» Quoted passage
===

I wonder if you originally thought that if you'd waited, you would

eventually become readier and be able to make a stronger family basis.

That's certainly how I felt about it at the beginning. Although I

suppose I did have some misgivings, I wasn't dead set against the idea

of a family at the outset. That only emerged after my wife's betrayal.

>> 3. Third, I see nothing morally wrong with abortion,

> I see nothing wrong with abortion due to the misery and abuse

> perpetrated on unwanted children, however there needs to be some basic

> rules used that protects mother and child interests. I see adoption for

> those who cannot have children as a positive thing although it is not

> for me.

I agree with you there.

> 4. Fourth, religion means very little to me.

> I class myself as an agnostic and I inwardly rebel at people who tell me

> how to think and what to believe in. For me discovery of any idea worth

> believing in is a self discovery and enlightenment that we are all

> experiencing, and accepting blindly what someone tells us is not being

> true to yourself and is intellectually lazy. I have approached this by

> researching all the philosophical ideas and there is merit to some

> degree or other in many of them. There are many paths to the same truth

> in my opinion and how you get there is not as important as what you get

> out of the journey and the meaning it has for you. You must always have

> as the central theme to do no harm and treat others as you want to be

> treated. This is important when thinking about your family or others.

===

» Task requirements
1. Extract the passage of the discussion excerpt from "That's certainly how" up to and including "my wife's betrayal.".
2. Answer these questions from the discussion excerpt:
(a) How does the writer of the fourth point classify themselves?
(b) After what event did the speaker's objection to having a family emerge?
(c) What does the fourth point say must always be the central theme?
3. List every sentence in the discussion excerpt that begins with the word "I".

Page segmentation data
===

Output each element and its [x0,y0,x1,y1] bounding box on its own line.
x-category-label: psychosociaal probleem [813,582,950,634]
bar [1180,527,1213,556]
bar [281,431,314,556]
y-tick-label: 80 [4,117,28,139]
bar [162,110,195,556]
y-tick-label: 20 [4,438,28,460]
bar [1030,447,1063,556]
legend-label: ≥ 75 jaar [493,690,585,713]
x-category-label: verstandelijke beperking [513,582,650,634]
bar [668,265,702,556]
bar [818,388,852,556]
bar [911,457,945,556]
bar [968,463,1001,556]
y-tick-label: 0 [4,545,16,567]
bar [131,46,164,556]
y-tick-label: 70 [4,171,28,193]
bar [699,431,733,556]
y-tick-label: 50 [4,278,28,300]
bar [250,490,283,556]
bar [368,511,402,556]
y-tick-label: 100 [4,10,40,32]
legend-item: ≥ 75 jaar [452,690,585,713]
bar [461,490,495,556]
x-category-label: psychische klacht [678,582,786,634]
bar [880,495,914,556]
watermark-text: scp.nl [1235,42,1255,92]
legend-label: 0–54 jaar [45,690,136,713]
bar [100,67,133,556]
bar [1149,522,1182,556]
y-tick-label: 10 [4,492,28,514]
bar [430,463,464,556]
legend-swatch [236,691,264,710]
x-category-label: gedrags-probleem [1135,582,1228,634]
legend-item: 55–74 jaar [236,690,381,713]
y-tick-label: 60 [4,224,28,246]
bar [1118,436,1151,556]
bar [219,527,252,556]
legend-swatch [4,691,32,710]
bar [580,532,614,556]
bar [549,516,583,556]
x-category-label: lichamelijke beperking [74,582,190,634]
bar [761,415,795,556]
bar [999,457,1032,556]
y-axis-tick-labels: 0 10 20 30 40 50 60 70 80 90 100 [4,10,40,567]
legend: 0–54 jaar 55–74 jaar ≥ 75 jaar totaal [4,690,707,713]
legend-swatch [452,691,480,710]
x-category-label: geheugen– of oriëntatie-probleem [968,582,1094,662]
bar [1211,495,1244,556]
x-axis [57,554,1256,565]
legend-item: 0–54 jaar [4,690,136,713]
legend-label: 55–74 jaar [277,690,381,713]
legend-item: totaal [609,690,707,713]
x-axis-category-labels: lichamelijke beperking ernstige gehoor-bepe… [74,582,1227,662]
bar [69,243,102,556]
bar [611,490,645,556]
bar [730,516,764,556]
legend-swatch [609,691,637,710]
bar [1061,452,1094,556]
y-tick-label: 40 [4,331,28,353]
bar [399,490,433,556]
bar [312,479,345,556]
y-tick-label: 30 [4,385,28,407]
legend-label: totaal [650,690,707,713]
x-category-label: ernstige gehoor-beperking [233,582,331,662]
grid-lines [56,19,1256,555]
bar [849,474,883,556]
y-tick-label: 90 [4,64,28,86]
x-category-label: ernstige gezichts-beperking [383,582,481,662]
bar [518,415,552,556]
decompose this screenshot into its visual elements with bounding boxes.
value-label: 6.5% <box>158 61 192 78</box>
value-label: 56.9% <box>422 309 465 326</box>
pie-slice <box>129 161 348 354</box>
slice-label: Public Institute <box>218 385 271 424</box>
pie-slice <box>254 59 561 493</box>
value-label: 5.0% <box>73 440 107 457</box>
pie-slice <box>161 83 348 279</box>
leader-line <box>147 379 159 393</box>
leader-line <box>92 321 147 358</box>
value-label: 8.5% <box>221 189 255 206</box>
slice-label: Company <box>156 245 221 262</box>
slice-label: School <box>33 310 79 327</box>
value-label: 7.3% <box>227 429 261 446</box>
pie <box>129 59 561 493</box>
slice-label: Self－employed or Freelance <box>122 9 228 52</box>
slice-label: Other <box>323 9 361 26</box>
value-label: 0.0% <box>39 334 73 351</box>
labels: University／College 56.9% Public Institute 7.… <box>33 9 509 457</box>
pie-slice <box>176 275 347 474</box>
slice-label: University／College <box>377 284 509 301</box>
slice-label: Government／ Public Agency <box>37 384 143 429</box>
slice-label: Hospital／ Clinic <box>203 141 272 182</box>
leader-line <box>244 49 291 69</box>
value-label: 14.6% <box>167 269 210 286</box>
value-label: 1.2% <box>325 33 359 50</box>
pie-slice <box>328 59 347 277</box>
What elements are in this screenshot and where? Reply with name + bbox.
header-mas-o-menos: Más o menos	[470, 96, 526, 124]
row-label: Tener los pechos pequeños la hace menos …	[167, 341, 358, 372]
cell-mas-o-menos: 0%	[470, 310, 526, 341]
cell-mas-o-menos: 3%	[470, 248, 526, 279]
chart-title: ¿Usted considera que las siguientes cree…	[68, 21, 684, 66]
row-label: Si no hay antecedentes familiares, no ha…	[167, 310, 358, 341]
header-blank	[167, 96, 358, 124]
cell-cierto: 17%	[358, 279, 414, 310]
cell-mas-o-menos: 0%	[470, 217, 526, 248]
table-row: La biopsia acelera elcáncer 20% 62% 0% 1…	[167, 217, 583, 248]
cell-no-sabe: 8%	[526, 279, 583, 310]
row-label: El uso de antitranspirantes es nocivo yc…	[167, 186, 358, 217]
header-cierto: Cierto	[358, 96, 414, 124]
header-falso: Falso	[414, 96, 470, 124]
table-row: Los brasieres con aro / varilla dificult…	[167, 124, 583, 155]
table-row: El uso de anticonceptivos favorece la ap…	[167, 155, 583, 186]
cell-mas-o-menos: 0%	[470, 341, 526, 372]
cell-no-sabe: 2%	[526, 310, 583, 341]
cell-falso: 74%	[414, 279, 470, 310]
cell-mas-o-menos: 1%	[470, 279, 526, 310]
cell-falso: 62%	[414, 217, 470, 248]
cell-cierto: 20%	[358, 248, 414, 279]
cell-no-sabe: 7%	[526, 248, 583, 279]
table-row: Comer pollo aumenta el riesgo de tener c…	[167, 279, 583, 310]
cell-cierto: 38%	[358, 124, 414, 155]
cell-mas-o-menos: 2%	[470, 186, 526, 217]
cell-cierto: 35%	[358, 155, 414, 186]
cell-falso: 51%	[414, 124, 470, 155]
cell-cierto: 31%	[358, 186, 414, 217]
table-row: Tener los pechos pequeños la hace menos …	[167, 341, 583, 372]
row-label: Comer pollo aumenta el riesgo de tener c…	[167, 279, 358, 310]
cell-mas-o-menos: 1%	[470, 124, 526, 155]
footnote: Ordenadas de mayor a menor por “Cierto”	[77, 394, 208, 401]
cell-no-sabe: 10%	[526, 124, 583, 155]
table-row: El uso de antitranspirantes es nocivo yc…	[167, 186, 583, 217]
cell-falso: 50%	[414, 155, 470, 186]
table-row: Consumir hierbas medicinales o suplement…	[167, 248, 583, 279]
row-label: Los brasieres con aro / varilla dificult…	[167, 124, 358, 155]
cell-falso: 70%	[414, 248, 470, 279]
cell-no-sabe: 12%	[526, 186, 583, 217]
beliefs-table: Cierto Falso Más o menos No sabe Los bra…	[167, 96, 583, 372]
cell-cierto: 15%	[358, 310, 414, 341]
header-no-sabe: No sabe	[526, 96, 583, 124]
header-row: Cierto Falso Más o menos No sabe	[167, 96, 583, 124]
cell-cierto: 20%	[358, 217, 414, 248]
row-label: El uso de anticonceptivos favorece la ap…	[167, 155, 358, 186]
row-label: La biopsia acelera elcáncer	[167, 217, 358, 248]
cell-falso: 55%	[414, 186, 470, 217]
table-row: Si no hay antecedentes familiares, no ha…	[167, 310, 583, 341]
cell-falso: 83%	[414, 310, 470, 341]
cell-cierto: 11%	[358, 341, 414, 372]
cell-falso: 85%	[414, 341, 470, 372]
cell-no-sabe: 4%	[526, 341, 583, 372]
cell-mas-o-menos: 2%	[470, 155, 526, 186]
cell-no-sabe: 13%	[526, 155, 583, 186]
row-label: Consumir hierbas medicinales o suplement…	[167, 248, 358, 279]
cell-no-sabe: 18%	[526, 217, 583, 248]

===

» Responses in order
1.
That's certainly how I felt about it at the beginning. Although I

suppose I did have some misgivings, I wasn't dead set against the idea

of a family at the outset. That only emerged after my wife's betrayal.

2.
(a) As an agnostic.
(b) After the speaker's wife's betrayal.
(c) To do no harm and treat others as you want to be treated.

3.
- I wonder if you originally thought that if you'd waited, you would eventually become readier and be able to make a stronger family basis.
- I see nothing wrong with abortion due to the misery and abuse perpetrated on unwanted children, however there needs to be some basic rules used that protects mother and child interests.
- I see adoption for those who cannot have children as a positive thing although it is not for me.
- I agree with you there.
- I class myself as an agnostic and I inwardly rebel at people who tell me how to think and what to believe in.
- I have approached this by researching all the philosophical ideas and there is merit to some degree or other in many of them.